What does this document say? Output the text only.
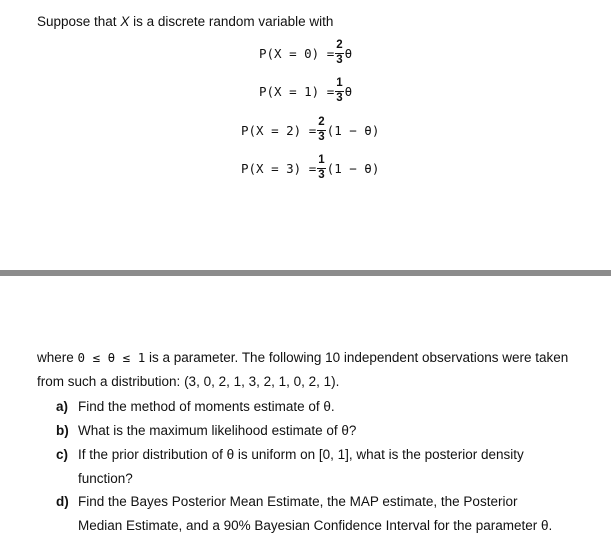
Suppose that X is a discrete random variable with
$P(X = 0) = \frac{2}{3}$ θ
$P(X = 1) = \frac{1}{3}$ θ
$P(X = 2) = \frac{2}{3} (1 - \theta)$
$P(X = 3) = \frac{1}{3} (1 - \theta)$
where 0 ≤ θ ≤ 1 is a parameter. The following 10 independent observations were taken
from such a distribution: (3, 0, 2, 1, 3, 2, 1, 0, 2, 1).
a) Find the method of moments estimate of θ.
b) What is the maximum likelihood estimate of θ?
c) If the prior distribution of θ is uniform on [0, 1], what is the posterior density
function?
d) Find the Bayes Posterior Mean Estimate, the MAP estimate, the Posterior
Median Estimate, and a 90% Bayesian Confidence Interval for the parameter θ.
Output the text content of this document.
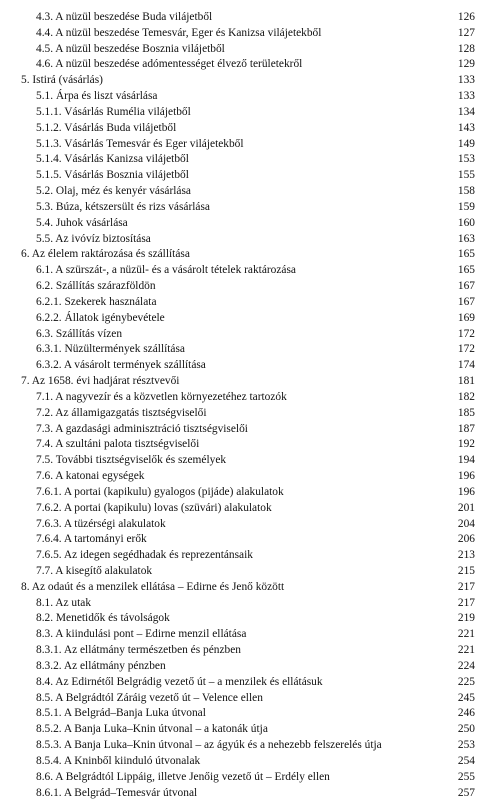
4.3. A nüzül beszedése Buda vilájetből	126
4.4. A nüzül beszedése Temesvár, Eger és Kanizsa vilájetekből	127
4.5. A nüzül beszedése Bosznia vilájetből	128
4.6. A nüzül beszedése adómentességet élvező területekről	129
5. Istirá (vásárlás)	133
5.1. Árpa és liszt vásárlása	133
5.1.1. Vásárlás Ruméliа vilájetből	134
5.1.2. Vásárlás Buda vilájetből	143
5.1.3. Vásárlás Temesvár és Eger vilájetekből	149
5.1.4. Vásárlás Kanizsa vilájetből	153
5.1.5. Vásárlás Bosznia vilájetből	155
5.2. Olaj, méz és kenyér vásárlása	158
5.3. Búza, kétszersült és rizs vásárlása	159
5.4. Juhok vásárlása	160
5.5. Az ivóvíz biztosítása	163
6. Az élelem raktározása és szállítása	165
6.1. A szürszát-, a nüzül- és a vásárolt tételek raktározása	165
6.2. Szállítás szárazföldön	167
6.2.1. Szekerek használata	167
6.2.2. Állatok igénybevétele	169
6.3. Szállítás vízen	172
6.3.1. Nüzültermények szállítása	172
6.3.2. A vásárolt termények szállítása	174
7. Az 1658. évi hadjárat résztvevői	181
7.1. A nagyvezír és a közvetlen környezetéhez tartozók	182
7.2. Az államigazgatás tisztségviselői	185
7.3. A gazdasági adminisztráció tisztségviselői	187
7.4. A szultáni palota tisztségviselői	192
7.5. További tisztségviselők és személyek	194
7.6. A katonai egységek	196
7.6.1. A portai (kapikulu) gyalogos (pijáde) alakulatok	196
7.6.2. A portai (kapikulu) lovas (szüvári) alakulatok	201
7.6.3. A tüzérségi alakulatok	204
7.6.4. A tartományi erők	206
7.6.5. Az idegen segédhadak és reprezentánsaik	213
7.7. A kisegítő alakulatok	215
8. Az odaút és a menzilek ellátása – Edirne és Jenő között	217
8.1. Az utak	217
8.2. Menetidők és távolságok	219
8.3. A kiindulási pont – Edirne menzil ellátása	221
8.3.1. Az ellátmány természetben és pénzben	221
8.3.2. Az ellátmány pénzben	224
8.4. Az Edirnétől Belgrádig vezető út – a menzilek és ellátásuk	225
8.5. A Belgrádtól Záráig vezető út – Velence ellen	245
8.5.1. A Belgrád–Banja Luka útvonal	246
8.5.2. A Banja Luka–Knin útvonal – a katonák útja	250
8.5.3. A Banja Luka–Knin útvonal – az ágyúk és a nehezebb felszerelés útja	253
8.5.4. A Kninből kiinduló útvonalak	254
8.6. A Belgrádtól Lippáig, illetve Jenőig vezető út – Erdély ellen	255
8.6.1. A Belgrád–Temesvár útvonal	257
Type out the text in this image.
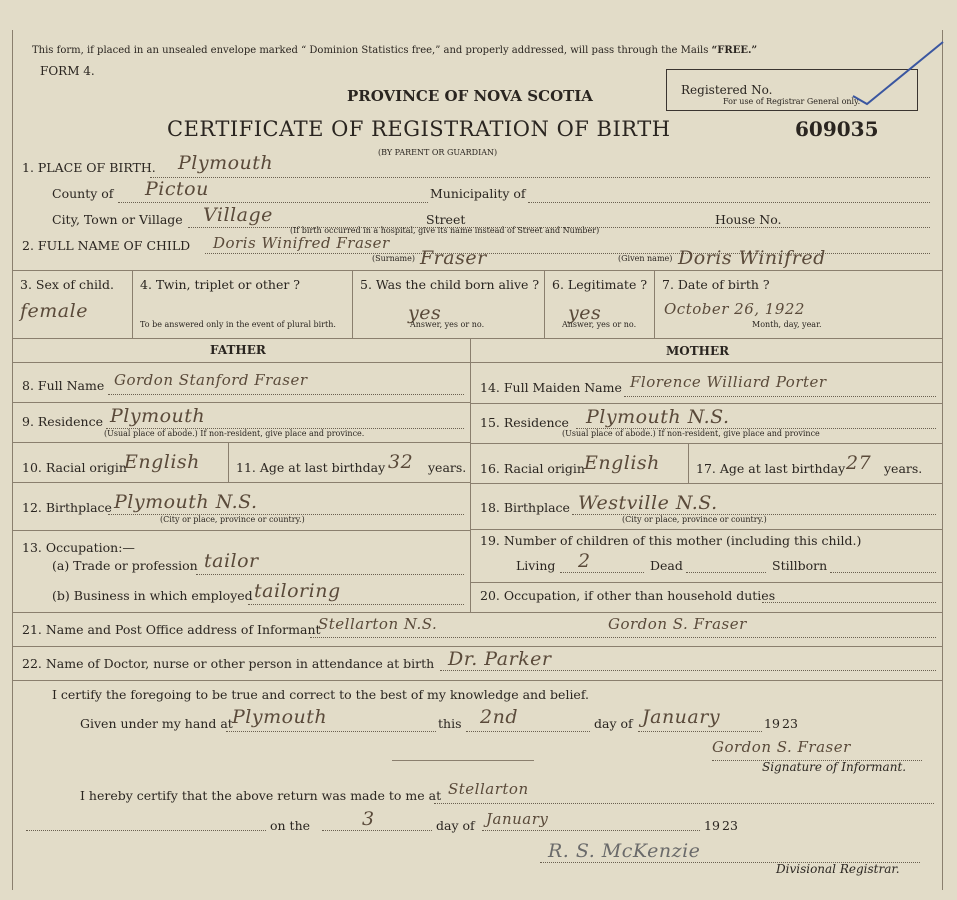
This form, if placed in an unsealed envelope marked “ Dominion Statistics free,” and properly addressed, will pass through the Mails “FREE.”
FORM 4.
PROVINCE OF NOVA SCOTIA	Registered No.
For use of Registrar General only.
CERTIFICATE OF REGISTRATION OF BIRTH	609035
(BY PARENT OR GUARDIAN)
1. PLACE OF BIRTH. Plymouth
County of Pictou	Municipality of
City, Town or Village Village	Street	House No.
(If birth occurred in a hospital, give its name instead of Street and Number)
2. FULL NAME OF CHILD Doris Winifred Fraser
(Surname) Fraser	(Given name) Doris Winifred
3. Sex of child.
female
4. Twin, triplet or other ?
To be answered only in the event of plural birth.
5. Was the child born alive ?
yes
Answer, yes or no.
6. Legitimate ?
yes
Answer, yes or no.
7. Date of birth ?
October 26, 1922
Month, day, year.
FATHER	MOTHER
8. Full Name Gordon Stanford Fraser
9. Residence Plymouth
(Usual place of abode.) If non-resident, give place and province.
10. Racial origin
English	11. Age at last birthday 32 years.
12. Birthplace Plymouth N.S.
(City or place, province or country.)
13. Occupation:—
(a) Trade or profession tailor
(b) Business in which employed tailoring
14. Full Maiden Name Florence Williard Porter
15. Residence Plymouth N.S.
(Usual place of abode.) If non-resident, give place and province
16. Racial origin English	17. Age at last birthday 27 years.
18. Birthplace Westville N.S.
(City or place, province or country.)
19. Number of children of this mother (including this child.)
Living 2	Dead	Stillborn
20. Occupation, if other than household duties
21. Name and Post Office address of Informant
Stellarton N.S.	Gordon S. Fraser
22. Name of Doctor, nurse or other person in attendance at birth Dr. Parker
I certify the foregoing to be true and correct to the best of my knowledge and belief.
Given under my hand at Plymouth	this 2nd	day of January	19 23
Gordon S. Fraser
Signature of Informant.
I hereby certify that the above return was made to me at Stellarton
on the	3	day of January	19 23
R. S. McKenzie
Divisional Registrar.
══════
WRITTEN EXERCISE -
In the copy, include no pictures; restate the listing above exactly.

CORRECT RESPONSE -
What does this document say? Output the text only.
Suppose that X is a discrete random variable with
$P(X = 0) = \frac{2}{3}$ θ
$P(X = 1) = \frac{1}{3}$ θ
$P(X = 2) = \frac{2}{3} (1 - \theta)$
$P(X = 3) = \frac{1}{3} (1 - \theta)$
where 0 ≤ θ ≤ 1 is a parameter. The following 10 independent observations were taken
from such a distribution: (3, 0, 2, 1, 3, 2, 1, 0, 2, 1).
a) Find the method of moments estimate of θ.
b) What is the maximum likelihood estimate of θ?
c) If the prior distribution of θ is uniform on [0, 1], what is the posterior density
function?
d) Find the Bayes Posterior Mean Estimate, the MAP estimate, the Posterior
Median Estimate, and a 90% Bayesian Confidence Interval for the parameter θ.
Output the text content of this document.
4.3. A nüzül beszedése Buda vilájetből	126
4.4. A nüzül beszedése Temesvár, Eger és Kanizsa vilájetekből	127
4.5. A nüzül beszedése Bosznia vilájetből	128
4.6. A nüzül beszedése adómentességet élvező területekről	129
5. Istirá (vásárlás)	133
5.1. Árpa és liszt vásárlása	133
5.1.1. Vásárlás Ruméliа vilájetből	134
5.1.2. Vásárlás Buda vilájetből	143
5.1.3. Vásárlás Temesvár és Eger vilájetekből	149
5.1.4. Vásárlás Kanizsa vilájetből	153
5.1.5. Vásárlás Bosznia vilájetből	155
5.2. Olaj, méz és kenyér vásárlása	158
5.3. Búza, kétszersült és rizs vásárlása	159
5.4. Juhok vásárlása	160
5.5. Az ivóvíz biztosítása	163
6. Az élelem raktározása és szállítása	165
6.1. A szürszát-, a nüzül- és a vásárolt tételek raktározása	165
6.2. Szállítás szárazföldön	167
6.2.1. Szekerek használata	167
6.2.2. Állatok igénybevétele	169
6.3. Szállítás vízen	172
6.3.1. Nüzültermények szállítása	172
6.3.2. A vásárolt termények szállítása	174
7. Az 1658. évi hadjárat résztvevői	181
7.1. A nagyvezír és a közvetlen környezetéhez tartozók	182
7.2. Az államigazgatás tisztségviselői	185
7.3. A gazdasági adminisztráció tisztségviselői	187
7.4. A szultáni palota tisztségviselői	192
7.5. További tisztségviselők és személyek	194
7.6. A katonai egységek	196
7.6.1. A portai (kapikulu) gyalogos (pijáde) alakulatok	196
7.6.2. A portai (kapikulu) lovas (szüvári) alakulatok	201
7.6.3. A tüzérségi alakulatok	204
7.6.4. A tartományi erők	206
7.6.5. Az idegen segédhadak és reprezentánsaik	213
7.7. A kisegítő alakulatok	215
8. Az odaút és a menzilek ellátása – Edirne és Jenő között	217
8.1. Az utak	217
8.2. Menetidők és távolságok	219
8.3. A kiindulási pont – Edirne menzil ellátása	221
8.3.1. Az ellátmány természetben és pénzben	221
8.3.2. Az ellátmány pénzben	224
8.4. Az Edirnétől Belgrádig vezető út – a menzilek és ellátásuk	225
8.5. A Belgrádtól Záráig vezető út – Velence ellen	245
8.5.1. A Belgrád–Banja Luka útvonal	246
8.5.2. A Banja Luka–Knin útvonal – a katonák útja	250
8.5.3. A Banja Luka–Knin útvonal – az ágyúk és a nehezebb felszerelés útja	253
8.5.4. A Kninből kiinduló útvonalak	254
8.6. A Belgrádtól Lippáig, illetve Jenőig vezető út – Erdély ellen	255
8.6.1. A Belgrád–Temesvár útvonal	257
Type out the text in this image.
This form, if placed in an unsealed envelope marked “ Dominion Statistics free,” and properly addressed, will pass through the Mails “FREE.”
FORM 4.
PROVINCE OF NOVA SCOTIA	Registered No.
For use of Registrar General only.
CERTIFICATE OF REGISTRATION OF BIRTH	609035
(BY PARENT OR GUARDIAN)
1. PLACE OF BIRTH. Plymouth
County of Pictou	Municipality of
City, Town or Village Village	Street	House No.
(If birth occurred in a hospital, give its name instead of Street and Number)
2. FULL NAME OF CHILD Doris Winifred Fraser
(Surname) Fraser	(Given name) Doris Winifred
3. Sex of child.
female
4. Twin, triplet or other ?
To be answered only in the event of plural birth.
5. Was the child born alive ?
yes
Answer, yes or no.
6. Legitimate ?
yes
Answer, yes or no.
7. Date of birth ?
October 26, 1922
Month, day, year.
FATHER	MOTHER
8. Full Name Gordon Stanford Fraser
9. Residence Plymouth
(Usual place of abode.) If non-resident, give place and province.
10. Racial origin
English	11. Age at last birthday 32 years.
12. Birthplace Plymouth N.S.
(City or place, province or country.)
13. Occupation:—
(a) Trade or profession tailor
(b) Business in which employed tailoring
14. Full Maiden Name Florence Williard Porter
15. Residence Plymouth N.S.
(Usual place of abode.) If non-resident, give place and province
16. Racial origin English	17. Age at last birthday 27 years.
18. Birthplace Westville N.S.
(City or place, province or country.)
19. Number of children of this mother (including this child.)
Living 2	Dead	Stillborn
20. Occupation, if other than household duties
21. Name and Post Office address of Informant
Stellarton N.S.	Gordon S. Fraser
22. Name of Doctor, nurse or other person in attendance at birth Dr. Parker
I certify the foregoing to be true and correct to the best of my knowledge and belief.
Given under my hand at Plymouth	this 2nd	day of January	19 23
Gordon S. Fraser
Signature of Informant.
I hereby certify that the above return was made to me at Stellarton
on the	3	day of January	19 23
R. S. McKenzie
Divisional Registrar.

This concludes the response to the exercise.